• [WHAT IS BEING ASKED]: Pick up the discussion on whether sociology, unlike mathematics, produces uncontroversial discoveries, and continue it from the sentence ending "I am struck by the following trend."

• [DOCUMENT SECTION]:
Segment Open
This assertion belongs to the sociology of science, so it's controversial. :)
Quite.
For instance, Greg Chaitin seems to disagree with the assertion about mathematics. He brings up FLT; wasn't that a topic of controversy?
I don't think he does. He's mostly talking about the beginnings of the establishment of the modern, controversy-free era of mathematics -- the solution of all the old controversies. Notice that he says that Gödel discovered incompleteness, Turing discovered uncomputability, he discovered (an information-theoretic concept of) randomness. All these things remain discovered. Proofs of theorems absolutely settled the matter. There was no controversy about Wiles' proof of FLT, just people examining it very closely, finding (as far as I know) one fault, which Wiles fixed. Ordinary business of the day. Deolalikar still claims on his web page to have a proof of P != NP, but no-one else believes it.
In contrast, has anyone ever claimed to have discovered something in sociology that remained uncontroversially discovered?
has anyone ever claimed to have discovered something in sociology that remained uncontroversially discovered?
Yes.
I'm adding to that below, in rot13, but let me first ask another question: have you looked for such claims, or is this strictly a rhetorical question?
From about 5 minutes of looking: Zregba; frys-shysvyyvat cebcurpvrf; a discovery from sociology that's widely appealed to here on LW, in such contexts as the study of decision theories.
Half-closing my eyes and looking at the recent topic of morality from a distance, I am struck by the following trend.
Segment Closed
• [DATASET CONTENT]:
Segment Open
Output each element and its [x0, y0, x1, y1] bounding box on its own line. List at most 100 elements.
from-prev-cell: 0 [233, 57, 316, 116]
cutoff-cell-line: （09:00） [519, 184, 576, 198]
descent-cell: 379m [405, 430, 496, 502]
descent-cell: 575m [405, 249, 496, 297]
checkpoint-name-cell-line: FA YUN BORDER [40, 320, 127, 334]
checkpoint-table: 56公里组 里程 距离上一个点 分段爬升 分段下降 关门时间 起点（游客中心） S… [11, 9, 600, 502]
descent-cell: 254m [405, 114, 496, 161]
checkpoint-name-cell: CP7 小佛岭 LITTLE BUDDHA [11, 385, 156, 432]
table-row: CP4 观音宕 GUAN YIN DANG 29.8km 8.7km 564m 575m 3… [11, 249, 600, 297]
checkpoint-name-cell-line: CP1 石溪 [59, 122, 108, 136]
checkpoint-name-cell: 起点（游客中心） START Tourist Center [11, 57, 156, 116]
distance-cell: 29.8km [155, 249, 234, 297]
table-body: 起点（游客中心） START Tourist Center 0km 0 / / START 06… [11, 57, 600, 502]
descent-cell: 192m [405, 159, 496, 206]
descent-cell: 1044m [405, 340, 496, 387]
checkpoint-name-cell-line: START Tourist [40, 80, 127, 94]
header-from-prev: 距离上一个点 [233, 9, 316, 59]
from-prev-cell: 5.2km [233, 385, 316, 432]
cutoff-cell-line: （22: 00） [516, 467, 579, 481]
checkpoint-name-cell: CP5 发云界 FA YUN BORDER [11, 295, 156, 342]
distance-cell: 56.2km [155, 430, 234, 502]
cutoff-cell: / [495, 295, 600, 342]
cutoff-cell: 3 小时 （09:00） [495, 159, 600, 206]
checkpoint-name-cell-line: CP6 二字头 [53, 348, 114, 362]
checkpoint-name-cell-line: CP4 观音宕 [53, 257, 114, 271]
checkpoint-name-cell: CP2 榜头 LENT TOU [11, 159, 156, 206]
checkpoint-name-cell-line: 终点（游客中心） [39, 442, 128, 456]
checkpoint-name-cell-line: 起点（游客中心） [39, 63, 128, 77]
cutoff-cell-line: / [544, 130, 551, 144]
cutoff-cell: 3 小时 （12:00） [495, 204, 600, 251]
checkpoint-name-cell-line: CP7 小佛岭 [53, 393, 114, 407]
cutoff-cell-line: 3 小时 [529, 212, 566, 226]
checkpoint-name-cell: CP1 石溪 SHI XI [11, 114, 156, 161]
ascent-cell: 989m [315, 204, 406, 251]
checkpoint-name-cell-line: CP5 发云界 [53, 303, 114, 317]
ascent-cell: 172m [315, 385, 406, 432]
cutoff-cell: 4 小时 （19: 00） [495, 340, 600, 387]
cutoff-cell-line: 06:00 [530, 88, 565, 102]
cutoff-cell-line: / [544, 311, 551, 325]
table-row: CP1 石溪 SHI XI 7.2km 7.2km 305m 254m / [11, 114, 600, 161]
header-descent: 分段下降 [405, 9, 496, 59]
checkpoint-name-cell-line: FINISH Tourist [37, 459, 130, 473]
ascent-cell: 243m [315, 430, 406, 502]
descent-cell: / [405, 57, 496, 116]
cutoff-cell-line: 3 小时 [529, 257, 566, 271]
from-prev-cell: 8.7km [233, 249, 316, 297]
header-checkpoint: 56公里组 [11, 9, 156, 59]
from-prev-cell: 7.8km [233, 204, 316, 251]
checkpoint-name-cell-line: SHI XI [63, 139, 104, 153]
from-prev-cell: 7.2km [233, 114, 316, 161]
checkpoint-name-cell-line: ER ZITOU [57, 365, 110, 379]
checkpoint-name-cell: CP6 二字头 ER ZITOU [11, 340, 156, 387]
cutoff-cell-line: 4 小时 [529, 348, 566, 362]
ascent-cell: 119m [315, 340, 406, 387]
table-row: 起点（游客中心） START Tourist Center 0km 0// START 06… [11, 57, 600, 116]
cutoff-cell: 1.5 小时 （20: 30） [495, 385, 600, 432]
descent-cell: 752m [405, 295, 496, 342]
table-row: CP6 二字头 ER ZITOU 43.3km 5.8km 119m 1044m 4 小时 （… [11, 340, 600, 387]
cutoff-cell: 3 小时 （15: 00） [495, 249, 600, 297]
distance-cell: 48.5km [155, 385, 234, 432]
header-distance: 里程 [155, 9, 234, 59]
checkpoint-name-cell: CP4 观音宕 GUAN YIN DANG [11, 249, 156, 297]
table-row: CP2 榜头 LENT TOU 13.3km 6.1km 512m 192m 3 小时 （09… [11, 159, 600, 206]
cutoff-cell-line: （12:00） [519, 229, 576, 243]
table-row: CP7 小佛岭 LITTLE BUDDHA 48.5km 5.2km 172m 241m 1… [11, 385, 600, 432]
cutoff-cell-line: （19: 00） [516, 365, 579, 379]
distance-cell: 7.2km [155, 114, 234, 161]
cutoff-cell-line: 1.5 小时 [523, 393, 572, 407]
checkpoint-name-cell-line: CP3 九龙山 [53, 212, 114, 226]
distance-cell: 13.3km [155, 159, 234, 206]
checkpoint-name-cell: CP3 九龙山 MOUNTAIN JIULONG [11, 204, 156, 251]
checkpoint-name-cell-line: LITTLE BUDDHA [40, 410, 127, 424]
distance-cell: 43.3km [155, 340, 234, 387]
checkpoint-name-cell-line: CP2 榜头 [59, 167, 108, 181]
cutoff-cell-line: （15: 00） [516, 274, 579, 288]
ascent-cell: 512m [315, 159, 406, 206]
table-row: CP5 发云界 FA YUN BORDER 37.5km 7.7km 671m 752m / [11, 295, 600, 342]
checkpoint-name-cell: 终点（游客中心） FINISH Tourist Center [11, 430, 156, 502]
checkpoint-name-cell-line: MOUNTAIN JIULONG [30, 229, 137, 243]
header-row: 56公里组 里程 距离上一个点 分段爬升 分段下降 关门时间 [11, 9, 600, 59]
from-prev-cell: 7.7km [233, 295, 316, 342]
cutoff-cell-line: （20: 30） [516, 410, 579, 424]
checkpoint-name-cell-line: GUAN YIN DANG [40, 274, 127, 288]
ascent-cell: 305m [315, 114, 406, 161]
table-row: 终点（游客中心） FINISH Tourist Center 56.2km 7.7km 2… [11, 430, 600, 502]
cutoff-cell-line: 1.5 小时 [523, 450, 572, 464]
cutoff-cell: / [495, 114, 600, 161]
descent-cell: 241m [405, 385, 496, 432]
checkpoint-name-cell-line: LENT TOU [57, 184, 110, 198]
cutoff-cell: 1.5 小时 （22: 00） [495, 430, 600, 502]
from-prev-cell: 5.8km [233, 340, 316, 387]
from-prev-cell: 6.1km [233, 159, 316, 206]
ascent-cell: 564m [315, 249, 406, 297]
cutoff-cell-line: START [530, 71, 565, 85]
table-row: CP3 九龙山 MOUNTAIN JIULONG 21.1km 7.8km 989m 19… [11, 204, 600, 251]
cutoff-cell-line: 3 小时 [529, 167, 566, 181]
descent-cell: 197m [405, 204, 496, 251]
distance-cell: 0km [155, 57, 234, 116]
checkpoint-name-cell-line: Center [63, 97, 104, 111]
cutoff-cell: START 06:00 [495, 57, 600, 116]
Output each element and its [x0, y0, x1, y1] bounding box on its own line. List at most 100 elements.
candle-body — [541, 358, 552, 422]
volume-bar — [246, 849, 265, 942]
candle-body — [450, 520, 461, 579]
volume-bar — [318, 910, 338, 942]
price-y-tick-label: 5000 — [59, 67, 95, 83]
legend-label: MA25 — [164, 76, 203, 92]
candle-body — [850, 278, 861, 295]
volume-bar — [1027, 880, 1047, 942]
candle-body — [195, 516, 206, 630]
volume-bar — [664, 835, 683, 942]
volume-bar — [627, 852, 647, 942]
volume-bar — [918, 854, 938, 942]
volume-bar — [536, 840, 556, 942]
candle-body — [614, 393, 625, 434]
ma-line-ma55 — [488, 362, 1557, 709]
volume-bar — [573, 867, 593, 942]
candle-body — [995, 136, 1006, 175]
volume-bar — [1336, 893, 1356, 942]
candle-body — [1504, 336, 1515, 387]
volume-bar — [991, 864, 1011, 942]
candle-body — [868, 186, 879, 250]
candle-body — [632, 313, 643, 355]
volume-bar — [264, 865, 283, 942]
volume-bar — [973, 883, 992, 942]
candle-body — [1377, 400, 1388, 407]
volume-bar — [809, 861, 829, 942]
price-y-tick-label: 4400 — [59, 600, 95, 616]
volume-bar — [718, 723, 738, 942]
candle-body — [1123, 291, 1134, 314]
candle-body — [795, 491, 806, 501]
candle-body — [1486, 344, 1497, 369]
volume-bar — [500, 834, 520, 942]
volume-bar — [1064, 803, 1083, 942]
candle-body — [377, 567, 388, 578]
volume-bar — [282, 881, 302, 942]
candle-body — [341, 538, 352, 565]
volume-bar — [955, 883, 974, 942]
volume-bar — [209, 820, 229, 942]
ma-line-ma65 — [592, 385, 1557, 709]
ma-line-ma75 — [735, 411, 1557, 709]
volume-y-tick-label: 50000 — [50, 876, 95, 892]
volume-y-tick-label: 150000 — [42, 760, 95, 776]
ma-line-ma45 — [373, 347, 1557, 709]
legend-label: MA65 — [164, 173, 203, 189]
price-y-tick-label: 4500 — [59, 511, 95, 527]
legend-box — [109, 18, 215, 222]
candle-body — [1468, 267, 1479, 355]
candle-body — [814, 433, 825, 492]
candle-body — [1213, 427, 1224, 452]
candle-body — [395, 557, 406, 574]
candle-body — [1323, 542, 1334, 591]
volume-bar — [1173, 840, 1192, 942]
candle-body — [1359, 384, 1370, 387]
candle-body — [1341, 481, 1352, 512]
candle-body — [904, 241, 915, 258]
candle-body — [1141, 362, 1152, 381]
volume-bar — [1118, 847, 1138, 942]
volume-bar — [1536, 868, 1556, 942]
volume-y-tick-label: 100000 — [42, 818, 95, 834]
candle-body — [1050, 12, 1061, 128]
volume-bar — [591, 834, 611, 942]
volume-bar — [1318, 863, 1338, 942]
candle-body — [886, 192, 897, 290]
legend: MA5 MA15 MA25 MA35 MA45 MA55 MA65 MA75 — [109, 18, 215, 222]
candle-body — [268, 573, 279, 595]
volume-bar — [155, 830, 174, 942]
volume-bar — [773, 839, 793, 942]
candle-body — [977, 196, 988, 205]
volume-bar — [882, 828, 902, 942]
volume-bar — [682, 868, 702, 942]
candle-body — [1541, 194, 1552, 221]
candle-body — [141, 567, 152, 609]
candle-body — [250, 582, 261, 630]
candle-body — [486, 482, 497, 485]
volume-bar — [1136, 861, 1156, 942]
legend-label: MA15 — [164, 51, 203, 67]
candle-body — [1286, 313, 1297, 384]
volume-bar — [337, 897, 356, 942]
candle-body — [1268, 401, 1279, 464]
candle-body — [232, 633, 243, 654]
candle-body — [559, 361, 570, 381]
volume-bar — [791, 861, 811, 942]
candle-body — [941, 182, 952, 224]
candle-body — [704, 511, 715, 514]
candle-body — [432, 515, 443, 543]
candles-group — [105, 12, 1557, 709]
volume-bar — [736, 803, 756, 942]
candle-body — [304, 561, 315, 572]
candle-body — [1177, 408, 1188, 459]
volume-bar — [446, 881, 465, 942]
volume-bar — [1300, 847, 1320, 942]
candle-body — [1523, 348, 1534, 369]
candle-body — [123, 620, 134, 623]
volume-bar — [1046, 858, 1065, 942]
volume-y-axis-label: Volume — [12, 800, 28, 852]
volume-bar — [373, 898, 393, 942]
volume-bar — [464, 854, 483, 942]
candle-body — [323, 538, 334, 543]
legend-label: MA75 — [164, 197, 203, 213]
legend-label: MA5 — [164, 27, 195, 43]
Segment Closed
• [OUTPUT FOR THIS EXERCISE]:
In mathematics, there are no substantial controversies. (I am speaking of the present era in mathematics, since around the early 20th century. There were some before then, before it had been clearly worked out what was a proof and what was not.) There are few in physics, chemistry, molecular biology, astronomy. There are some but they are not the bulk of any of these subjects. Look at biology more generally, history, psychology, sociology, and controversy is a larger and larger part of the practice, in proportion to the distance of the subject from the possibility of reasonably conclusive experiments. Finally, politics and morality consist of nothing but controversy and always have done.
Curiously, participants in discussions of all of these subjects seem equally confident, regardless of the field's distance from experimental acquisition of reliable knowledge. What correlates with distance from objective knowledge is not uncertainty, but controversy. Across these fields (not necessarily within them), opinions are firmly held, independently of how well they can be supported. They are firmly defended and attacked in inverse proportion to that support. The less information there is about actual facts, the more scope there is for continuing the fight instead of changing one's mind. (So much for the Aumann agreement of Bayesian rationalists.)
Perhaps mathematicians and hard scientists are not more rational than others, but work in fields where it is easier to be rational. When they turn into crackpots outside their discipline, they were actually that irrational already, but have wandered into an area without safety rails.